◆ **Goal of the exercise**:
Write out every line of the items below word for word, leaving out the pictures.

------------

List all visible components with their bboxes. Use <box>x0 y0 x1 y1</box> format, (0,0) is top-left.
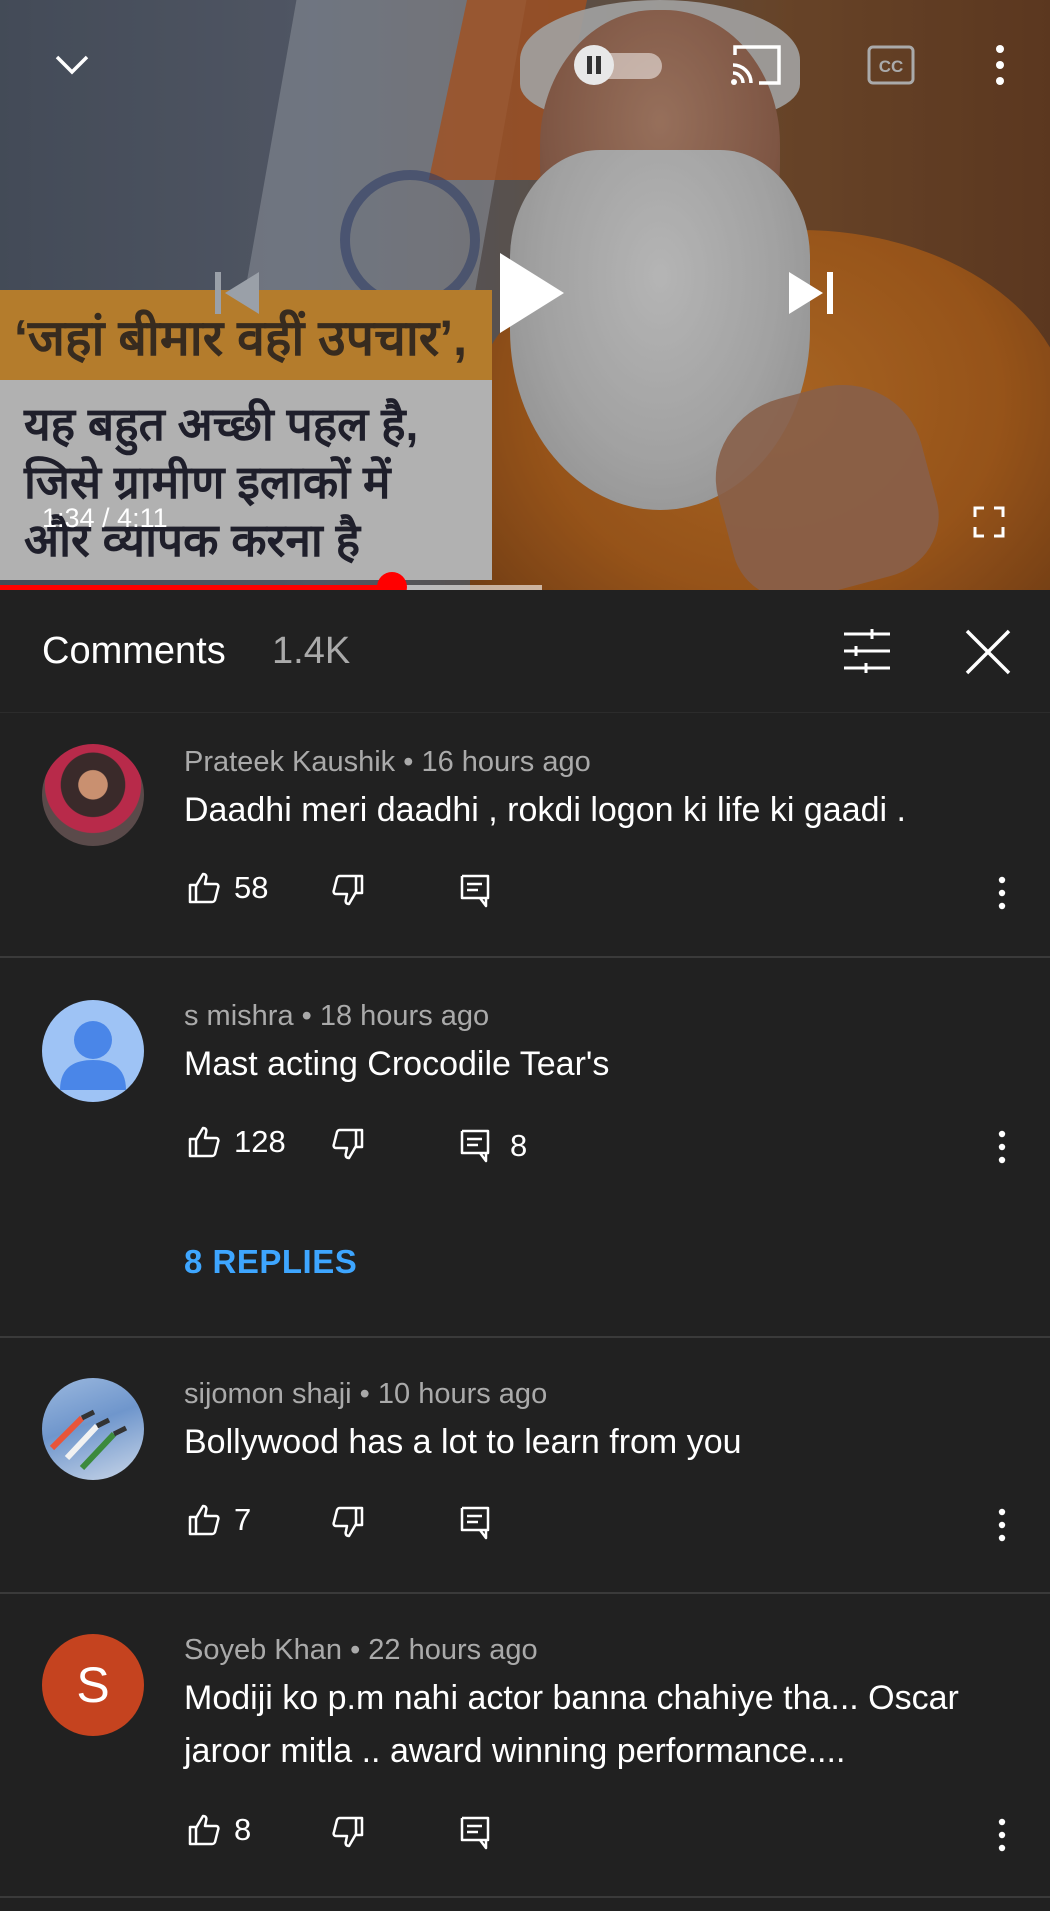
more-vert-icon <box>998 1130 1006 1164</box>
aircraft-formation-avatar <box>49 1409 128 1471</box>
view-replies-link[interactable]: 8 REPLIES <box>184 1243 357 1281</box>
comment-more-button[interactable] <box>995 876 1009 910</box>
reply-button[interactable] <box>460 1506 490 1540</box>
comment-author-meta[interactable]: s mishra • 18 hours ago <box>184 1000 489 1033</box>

------------

◆ **Answer in full**:
List all visible components with their bboxes. Use <box>x0 y0 x1 y1</box> format, (0,0) is top-left.
more-vert-icon <box>998 1130 1006 1164</box>
aircraft-formation-avatar <box>49 1409 128 1471</box>
view-replies-link[interactable]: 8 REPLIES <box>184 1243 357 1281</box>
comment-more-button[interactable] <box>995 876 1009 910</box>
reply-button[interactable] <box>460 1506 490 1540</box>
comment-author-meta[interactable]: s mishra • 18 hours ago <box>184 1000 489 1033</box>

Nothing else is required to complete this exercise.